**Data items**
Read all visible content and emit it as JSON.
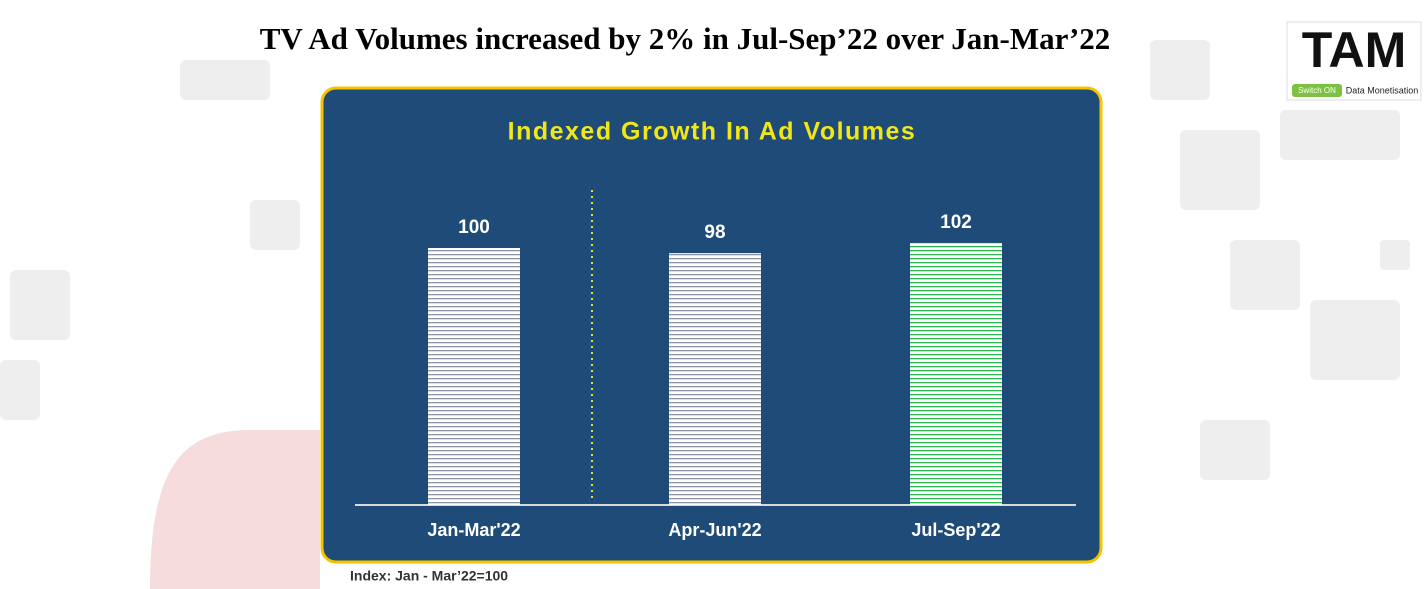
{
  "chart_data": {
    "type": "bar",
    "title": "TV Ad Volumes increased by 2% in Jul-Sep’22 over Jan-Mar’22",
    "subtitle": "Indexed Growth In Ad Volumes",
    "categories": [
      "Jan-Mar'22",
      "Apr-Jun'22",
      "Jul-Sep'22"
    ],
    "values": [
      100,
      98,
      102
    ],
    "colors": [
      "#8e96a6",
      "#8e96a6",
      "#2fb352"
    ],
    "annotation": "Index: Jan - Mar’22=100",
    "logo": {
      "brand": "TAM",
      "tag": "Switch ON",
      "tagline": "Data Monetisation"
    }
  }
}
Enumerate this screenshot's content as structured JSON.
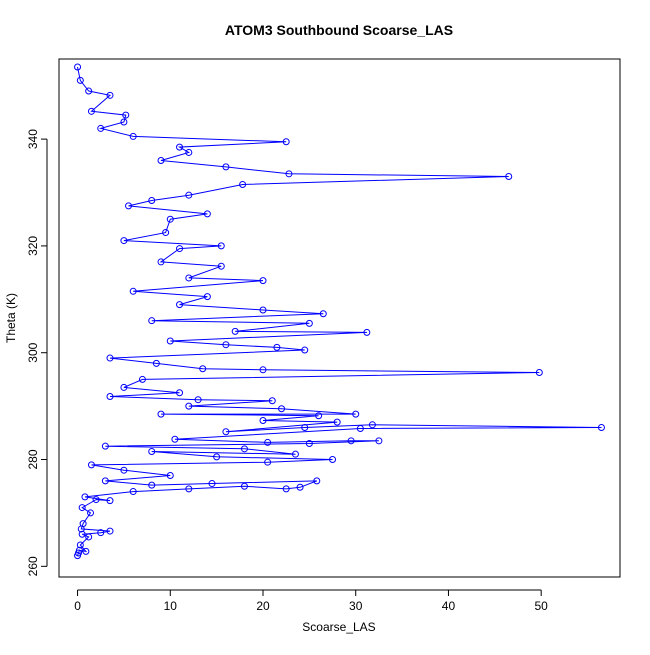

**TASK INSTRUCTIONS**
Take the entries shown above and quote them verbatim, passing over the pictures.

**ANSWER FOR THIS EXERCISE**
Read all visible content and emit it as JSON.
{
  "chart_data": {
    "type": "bar",
    "title": "TV Ad Volumes increased by 2% in Jul-Sep’22 over Jan-Mar’22",
    "subtitle": "Indexed Growth In Ad Volumes",
    "categories": [
      "Jan-Mar'22",
      "Apr-Jun'22",
      "Jul-Sep'22"
    ],
    "values": [
      100,
      98,
      102
    ],
    "colors": [
      "#8e96a6",
      "#8e96a6",
      "#2fb352"
    ],
    "annotation": "Index: Jan - Mar’22=100",
    "logo": {
      "brand": "TAM",
      "tag": "Switch ON",
      "tagline": "Data Monetisation"
    }
  }
}
Enumerate this screenshot's content as structured JSON.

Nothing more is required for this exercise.